◆ Short task ◆
Present every line in which the string "name" appears.

[Records from a collection]
•••

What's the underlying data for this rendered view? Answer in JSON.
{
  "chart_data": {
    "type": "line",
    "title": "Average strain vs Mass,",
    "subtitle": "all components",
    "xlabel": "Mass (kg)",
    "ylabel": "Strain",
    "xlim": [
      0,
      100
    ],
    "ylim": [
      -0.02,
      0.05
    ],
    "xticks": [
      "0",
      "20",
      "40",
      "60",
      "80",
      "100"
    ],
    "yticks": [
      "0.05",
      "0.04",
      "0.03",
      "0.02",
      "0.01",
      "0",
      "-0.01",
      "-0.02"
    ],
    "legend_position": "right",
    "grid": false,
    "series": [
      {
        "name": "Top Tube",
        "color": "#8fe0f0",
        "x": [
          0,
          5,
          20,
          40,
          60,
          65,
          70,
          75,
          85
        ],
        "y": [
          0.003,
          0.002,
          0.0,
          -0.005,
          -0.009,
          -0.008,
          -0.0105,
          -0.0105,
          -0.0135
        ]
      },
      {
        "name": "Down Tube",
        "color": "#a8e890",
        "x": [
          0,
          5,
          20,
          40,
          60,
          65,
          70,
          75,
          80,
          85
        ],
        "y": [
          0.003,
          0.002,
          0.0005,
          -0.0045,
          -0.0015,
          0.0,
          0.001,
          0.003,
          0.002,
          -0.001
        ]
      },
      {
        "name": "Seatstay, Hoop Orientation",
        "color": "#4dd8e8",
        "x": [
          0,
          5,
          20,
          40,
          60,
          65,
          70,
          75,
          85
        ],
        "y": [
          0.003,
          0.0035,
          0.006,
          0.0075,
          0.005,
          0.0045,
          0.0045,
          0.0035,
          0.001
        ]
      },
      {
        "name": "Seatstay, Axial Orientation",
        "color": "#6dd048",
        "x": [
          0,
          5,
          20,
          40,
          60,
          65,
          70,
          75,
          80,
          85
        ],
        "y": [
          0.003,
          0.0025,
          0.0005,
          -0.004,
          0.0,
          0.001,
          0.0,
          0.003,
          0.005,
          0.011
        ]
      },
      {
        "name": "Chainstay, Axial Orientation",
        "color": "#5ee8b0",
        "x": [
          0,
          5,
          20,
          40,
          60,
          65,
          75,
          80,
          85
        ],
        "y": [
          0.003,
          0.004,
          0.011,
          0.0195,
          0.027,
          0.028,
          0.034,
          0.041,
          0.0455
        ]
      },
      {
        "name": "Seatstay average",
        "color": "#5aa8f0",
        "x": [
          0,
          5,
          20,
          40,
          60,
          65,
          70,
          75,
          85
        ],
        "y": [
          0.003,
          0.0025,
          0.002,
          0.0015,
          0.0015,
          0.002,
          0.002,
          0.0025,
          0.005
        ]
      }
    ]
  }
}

•••

◆ Solution to the exercise ◆
        "name": "Top Tube",
        "name": "Down Tube",
        "name": "Seatstay, Hoop Orientation",
        "name": "Seatstay, Axial Orientation",
        "name": "Chainstay, Axial Orientation",
        "name": "Seatstay average",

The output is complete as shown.